For the entries that follow, tally the lines holding the string "JSON". Give the total and nothing else.

[Stored items from a collection]
+++++

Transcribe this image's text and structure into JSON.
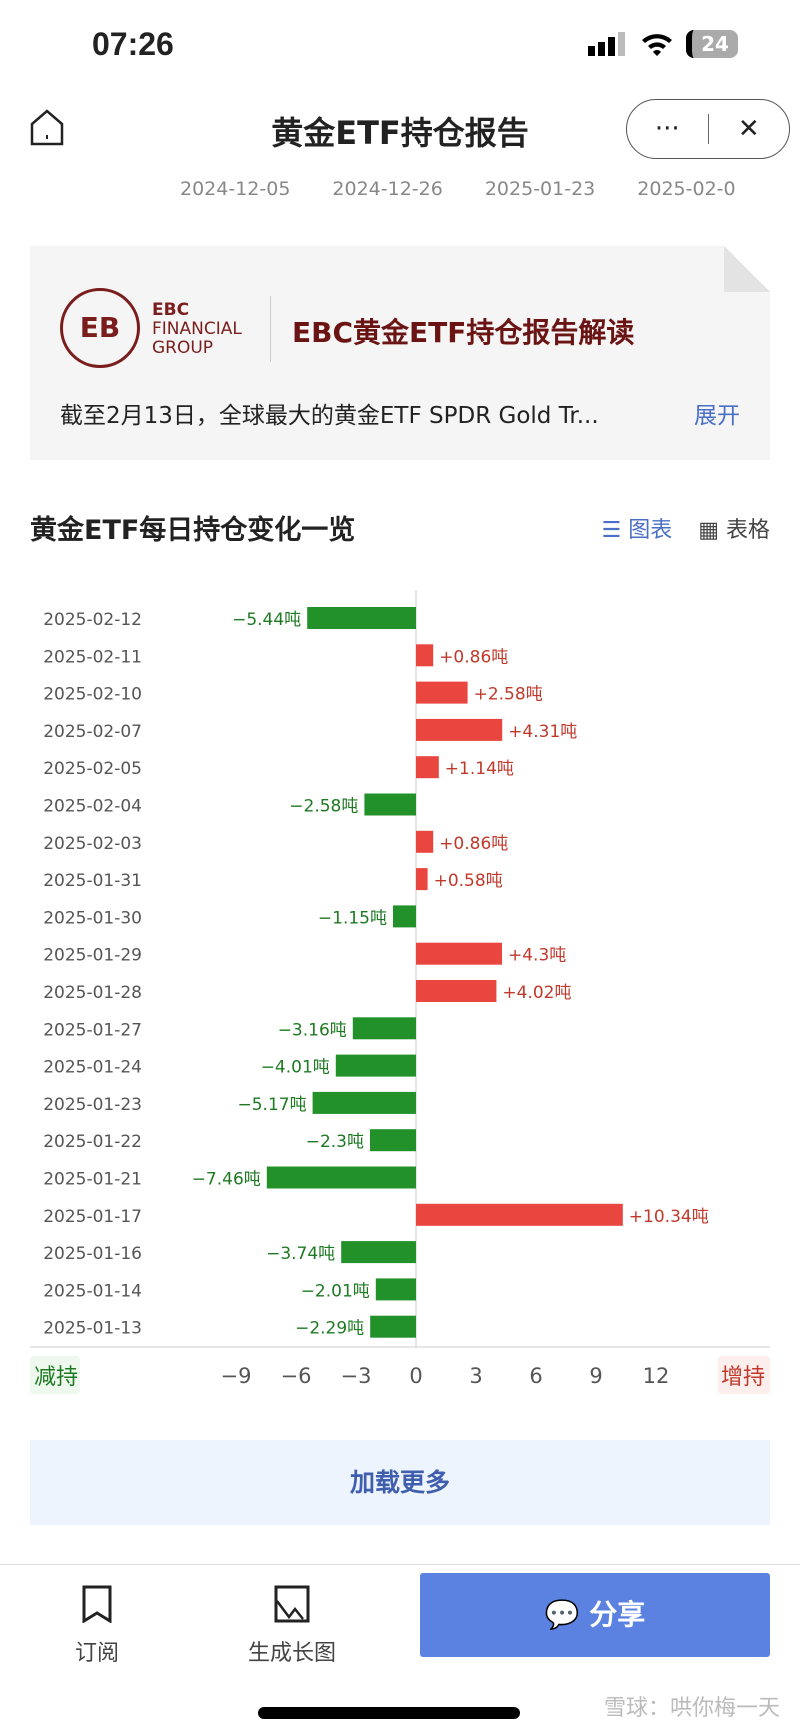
{
  "status_bar": {
    "time": "07:26",
    "battery": "24"
  },
  "nav": {
    "title": "黄金ETF持仓报告",
    "more_icon": "···",
    "close_icon": "✕"
  },
  "date_strip": [
    "2024-12-05",
    "2024-12-26",
    "2025-01-23",
    "2025-02-0"
  ],
  "card": {
    "logo_mark": "EB",
    "logo_lines": [
      "EBC",
      "FINANCIAL",
      "GROUP"
    ],
    "title": "EBC黄金ETF持仓报告解读",
    "desc": "截至2月13日，全球最大的黄金ETF SPDR Gold Tr...",
    "expand": "展开"
  },
  "section": {
    "title": "黄金ETF每日持仓变化一览",
    "tab_chart": "图表",
    "tab_table": "表格"
  },
  "chart_data": {
    "type": "bar",
    "orientation": "horizontal",
    "categories": [
      "2025-02-12",
      "2025-02-11",
      "2025-02-10",
      "2025-02-07",
      "2025-02-05",
      "2025-02-04",
      "2025-02-03",
      "2025-01-31",
      "2025-01-30",
      "2025-01-29",
      "2025-01-28",
      "2025-01-27",
      "2025-01-24",
      "2025-01-23",
      "2025-01-22",
      "2025-01-21",
      "2025-01-17",
      "2025-01-16",
      "2025-01-14",
      "2025-01-13"
    ],
    "values": [
      -5.44,
      0.86,
      2.58,
      4.31,
      1.14,
      -2.58,
      0.86,
      0.58,
      -1.15,
      4.3,
      4.02,
      -3.16,
      -4.01,
      -5.17,
      -2.3,
      -7.46,
      10.34,
      -3.74,
      -2.01,
      -2.29
    ],
    "labels": [
      "−5.44吨",
      "+0.86吨",
      "+2.58吨",
      "+4.31吨",
      "+1.14吨",
      "−2.58吨",
      "+0.86吨",
      "+0.58吨",
      "−1.15吨",
      "+4.3吨",
      "+4.02吨",
      "−3.16吨",
      "−4.01吨",
      "−5.17吨",
      "−2.3吨",
      "−7.46吨",
      "+10.34吨",
      "−3.74吨",
      "−2.01吨",
      "−2.29吨"
    ],
    "xticks": [
      "−9",
      "−6",
      "−3",
      "0",
      "3",
      "6",
      "9",
      "12"
    ],
    "xlim": [
      -12,
      15
    ],
    "left_label": "减持",
    "right_label": "增持",
    "colors": {
      "positive": "#e8463e",
      "negative": "#23912a",
      "positive_text": "#c0392b",
      "negative_text": "#1e7a22"
    }
  },
  "load_more": "加载更多",
  "bottom": {
    "subscribe": "订阅",
    "long_image": "生成长图",
    "share": "分享"
  },
  "watermark": "雪球：哄你梅一天"
}
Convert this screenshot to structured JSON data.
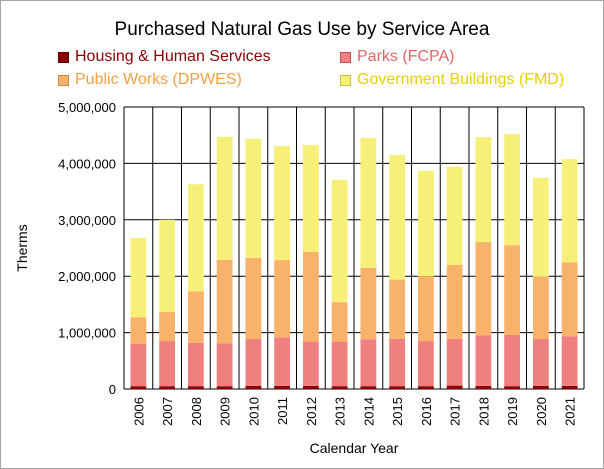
{
  "chart_data": {
    "type": "bar",
    "stacked": true,
    "title": "Purchased Natural Gas Use by Service Area",
    "xlabel": "Calendar Year",
    "ylabel": "Therms",
    "ylim": [
      0,
      5000000
    ],
    "yticks": [
      0,
      1000000,
      2000000,
      3000000,
      4000000,
      5000000
    ],
    "ytick_labels": [
      "0",
      "1,000,000",
      "2,000,000",
      "3,000,000",
      "4,000,000",
      "5,000,000"
    ],
    "grid": true,
    "legend_position": "top",
    "categories": [
      "2006",
      "2007",
      "2008",
      "2009",
      "2010",
      "2011",
      "2012",
      "2013",
      "2014",
      "2015",
      "2016",
      "2017",
      "2018",
      "2019",
      "2020",
      "2021"
    ],
    "series": [
      {
        "name": "Housing & Human Services",
        "color": "#8b0000",
        "values": [
          50000,
          50000,
          50000,
          50000,
          55000,
          55000,
          55000,
          50000,
          50000,
          50000,
          50000,
          60000,
          55000,
          50000,
          55000,
          55000
        ]
      },
      {
        "name": "Parks (FCPA)",
        "color": "#f08080",
        "values": [
          750000,
          800000,
          770000,
          760000,
          830000,
          860000,
          790000,
          790000,
          830000,
          840000,
          800000,
          830000,
          900000,
          910000,
          830000,
          880000
        ]
      },
      {
        "name": "Public Works (DPWES)",
        "color": "#f8b26a",
        "values": [
          470000,
          520000,
          910000,
          1480000,
          1440000,
          1370000,
          1590000,
          700000,
          1270000,
          1050000,
          1150000,
          1310000,
          1650000,
          1590000,
          1110000,
          1310000
        ]
      },
      {
        "name": "Government Buildings (FMD)",
        "color": "#f6f078",
        "values": [
          1410000,
          1630000,
          1900000,
          2180000,
          2110000,
          2020000,
          1890000,
          2170000,
          2300000,
          2210000,
          1870000,
          1740000,
          1860000,
          1970000,
          1750000,
          1830000
        ]
      }
    ]
  },
  "legend": [
    {
      "label": "Housing & Human Services",
      "text_color": "#8b0000",
      "swatch": "#8b0000"
    },
    {
      "label": "Parks (FCPA)",
      "text_color": "#e06666",
      "swatch": "#f08080"
    },
    {
      "label": "Public Works (DPWES)",
      "text_color": "#f4a040",
      "swatch": "#f8b26a"
    },
    {
      "label": "Government Buildings (FMD)",
      "text_color": "#e8d000",
      "swatch": "#f6f078"
    }
  ]
}
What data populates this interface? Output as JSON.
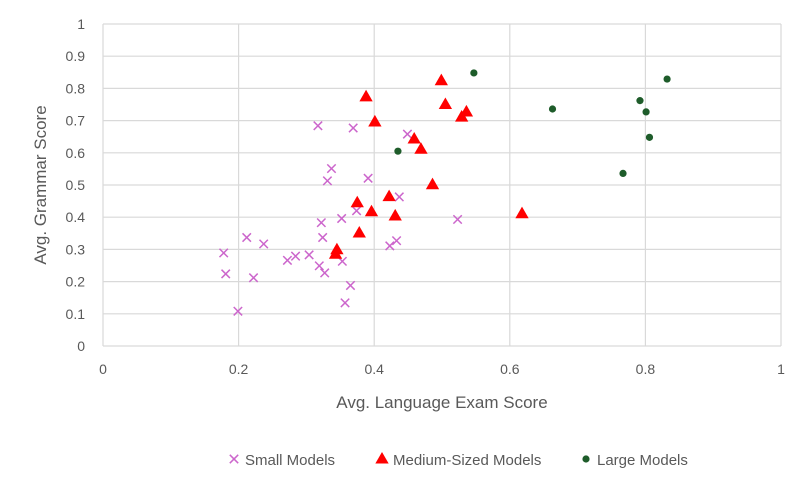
{
  "chart_data": {
    "type": "scatter",
    "title": "",
    "xlabel": "Avg. Language Exam Score",
    "ylabel": "Avg. Grammar Score",
    "xlim": [
      0,
      1
    ],
    "ylim": [
      0,
      1
    ],
    "x_ticks": [
      0,
      0.2,
      0.4,
      0.6,
      0.8,
      1
    ],
    "x_tick_labels": [
      "0",
      "0.2",
      "0.4",
      "0.6",
      "0.8",
      "1"
    ],
    "y_ticks": [
      0,
      0.1,
      0.2,
      0.3,
      0.4,
      0.5,
      0.6,
      0.7,
      0.8,
      0.9,
      1
    ],
    "y_tick_labels": [
      "0",
      "0.1",
      "0.2",
      "0.3",
      "0.4",
      "0.5",
      "0.6",
      "0.7",
      "0.8",
      "0.9",
      "1"
    ],
    "grid": true,
    "legend_position": "bottom",
    "series": [
      {
        "name": "Small Models",
        "marker": "x",
        "color": "#CC66CC",
        "points": [
          [
            0.178,
            0.289
          ],
          [
            0.181,
            0.224
          ],
          [
            0.199,
            0.108
          ],
          [
            0.212,
            0.337
          ],
          [
            0.222,
            0.212
          ],
          [
            0.237,
            0.317
          ],
          [
            0.272,
            0.266
          ],
          [
            0.284,
            0.279
          ],
          [
            0.304,
            0.283
          ],
          [
            0.317,
            0.684
          ],
          [
            0.319,
            0.249
          ],
          [
            0.322,
            0.383
          ],
          [
            0.324,
            0.337
          ],
          [
            0.327,
            0.227
          ],
          [
            0.331,
            0.513
          ],
          [
            0.337,
            0.551
          ],
          [
            0.352,
            0.396
          ],
          [
            0.353,
            0.263
          ],
          [
            0.357,
            0.134
          ],
          [
            0.365,
            0.188
          ],
          [
            0.369,
            0.677
          ],
          [
            0.374,
            0.42
          ],
          [
            0.391,
            0.521
          ],
          [
            0.423,
            0.311
          ],
          [
            0.433,
            0.327
          ],
          [
            0.437,
            0.463
          ],
          [
            0.449,
            0.658
          ],
          [
            0.523,
            0.393
          ]
        ]
      },
      {
        "name": "Medium-Sized Models",
        "marker": "triangle",
        "color": "#FF0000",
        "points": [
          [
            0.343,
            0.285
          ],
          [
            0.345,
            0.299
          ],
          [
            0.375,
            0.445
          ],
          [
            0.378,
            0.351
          ],
          [
            0.388,
            0.774
          ],
          [
            0.396,
            0.417
          ],
          [
            0.401,
            0.696
          ],
          [
            0.422,
            0.464
          ],
          [
            0.431,
            0.404
          ],
          [
            0.459,
            0.643
          ],
          [
            0.469,
            0.611
          ],
          [
            0.486,
            0.501
          ],
          [
            0.499,
            0.824
          ],
          [
            0.505,
            0.75
          ],
          [
            0.529,
            0.711
          ],
          [
            0.536,
            0.727
          ],
          [
            0.618,
            0.411
          ]
        ]
      },
      {
        "name": "Large Models",
        "marker": "circle",
        "color": "#1E5C2A",
        "points": [
          [
            0.435,
            0.605
          ],
          [
            0.547,
            0.848
          ],
          [
            0.663,
            0.736
          ],
          [
            0.767,
            0.536
          ],
          [
            0.792,
            0.762
          ],
          [
            0.801,
            0.727
          ],
          [
            0.806,
            0.648
          ],
          [
            0.832,
            0.829
          ]
        ]
      }
    ]
  },
  "colors": {
    "grid": "#D9D9D9",
    "axis_text": "#595959",
    "background": "#FFFFFF"
  }
}
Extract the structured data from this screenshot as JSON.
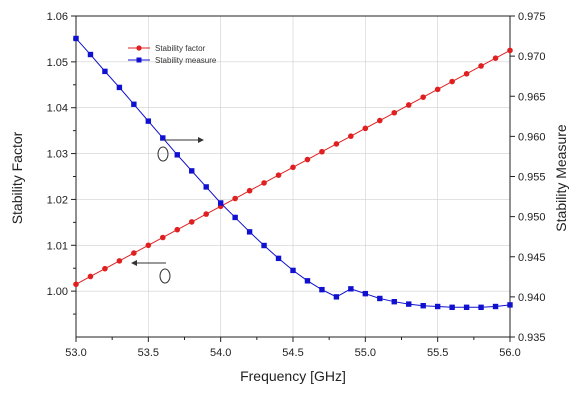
{
  "chart_data": {
    "type": "line",
    "xlabel": "Frequency [GHz]",
    "ylabel_left": "Stability Factor",
    "ylabel_right": "Stability Measure",
    "xlim": [
      53.0,
      56.0
    ],
    "ylim_left": [
      0.99,
      1.06
    ],
    "ylim_right": [
      0.935,
      0.975
    ],
    "x_ticks": [
      "53.0",
      "53.5",
      "54.0",
      "54.5",
      "55.0",
      "55.5",
      "56.0"
    ],
    "y_left_ticks": [
      "1.00",
      "1.01",
      "1.02",
      "1.03",
      "1.04",
      "1.05",
      "1.06"
    ],
    "y_right_ticks": [
      "0.935",
      "0.940",
      "0.945",
      "0.950",
      "0.955",
      "0.960",
      "0.965",
      "0.970",
      "0.975"
    ],
    "grid": true,
    "legend_position": "top-left",
    "x": [
      53.0,
      53.1,
      53.2,
      53.3,
      53.4,
      53.5,
      53.6,
      53.7,
      53.8,
      53.9,
      54.0,
      54.1,
      54.2,
      54.3,
      54.4,
      54.5,
      54.6,
      54.7,
      54.8,
      54.9,
      55.0,
      55.1,
      55.2,
      55.3,
      55.4,
      55.5,
      55.6,
      55.7,
      55.8,
      55.9,
      56.0
    ],
    "series": [
      {
        "name": "Stability factor",
        "axis": "left",
        "color": "#e02020",
        "marker": "circle",
        "values": [
          1.0015,
          1.0032,
          1.0049,
          1.0066,
          1.0083,
          1.01,
          1.0117,
          1.0134,
          1.0151,
          1.0168,
          1.0185,
          1.0202,
          1.0219,
          1.0236,
          1.0253,
          1.027,
          1.0287,
          1.0304,
          1.0321,
          1.0338,
          1.0355,
          1.0372,
          1.0389,
          1.0406,
          1.0423,
          1.044,
          1.0457,
          1.0474,
          1.0491,
          1.0508,
          1.0525
        ]
      },
      {
        "name": "Stability measure",
        "axis": "right",
        "color": "#1010d0",
        "marker": "square",
        "values": [
          0.9722,
          0.9702,
          0.9681,
          0.9661,
          0.964,
          0.9619,
          0.9598,
          0.9577,
          0.9557,
          0.9537,
          0.9517,
          0.9499,
          0.9481,
          0.9464,
          0.9448,
          0.9433,
          0.942,
          0.9409,
          0.94,
          0.941,
          0.9404,
          0.9398,
          0.9394,
          0.9391,
          0.9389,
          0.9388,
          0.9387,
          0.9387,
          0.9387,
          0.9388,
          0.939
        ]
      }
    ]
  },
  "colors": {
    "axis": "#222222",
    "grid": "#d0d0d0",
    "annotation": "#333333"
  }
}
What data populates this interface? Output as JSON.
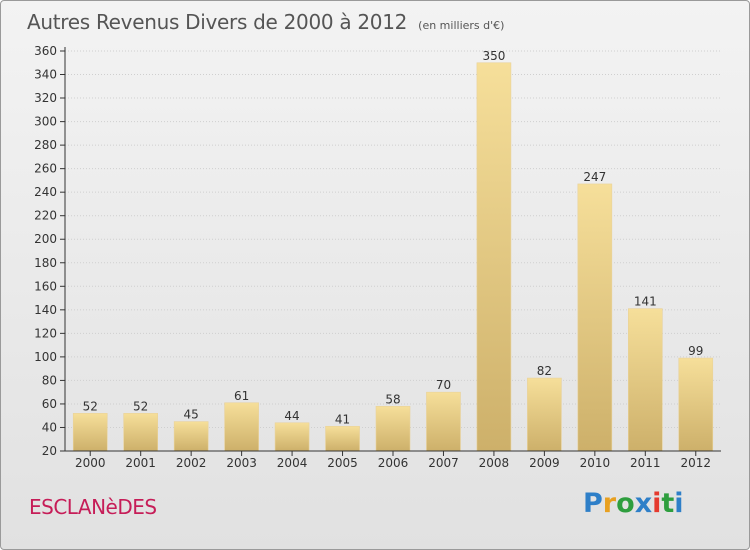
{
  "title": "Autres Revenus Divers de 2000 à 2012",
  "subtitle": "(en milliers d'€)",
  "commune": "ESCLANèDES",
  "brand": {
    "letters": [
      "P",
      "r",
      "o",
      "x",
      "i",
      "t",
      "i"
    ],
    "colors": [
      "#2e7fc8",
      "#e8a020",
      "#2e9e3e",
      "#2e7fc8",
      "#e53a2e",
      "#2e9e3e",
      "#2e7fc8"
    ]
  },
  "colors": {
    "bar_light": "#f6df9a",
    "bar_dark": "#cdb06a",
    "axis": "#333333",
    "grid": "#cfcfcf",
    "commune": "#c61d58"
  },
  "chart_data": {
    "type": "bar",
    "title": "Autres Revenus Divers de 2000 à 2012",
    "subtitle": "(en milliers d'€)",
    "categories": [
      "2000",
      "2001",
      "2002",
      "2003",
      "2004",
      "2005",
      "2006",
      "2007",
      "2008",
      "2009",
      "2010",
      "2011",
      "2012"
    ],
    "values": [
      52,
      52,
      45,
      61,
      44,
      41,
      58,
      70,
      350,
      82,
      247,
      141,
      99
    ],
    "ylim": [
      20,
      360
    ],
    "yticks": [
      20,
      40,
      60,
      80,
      100,
      120,
      140,
      160,
      180,
      200,
      220,
      240,
      260,
      280,
      300,
      320,
      340,
      360
    ],
    "grid": true,
    "xlabel": "",
    "ylabel": ""
  }
}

+++++

RESULT OF THE TASK
5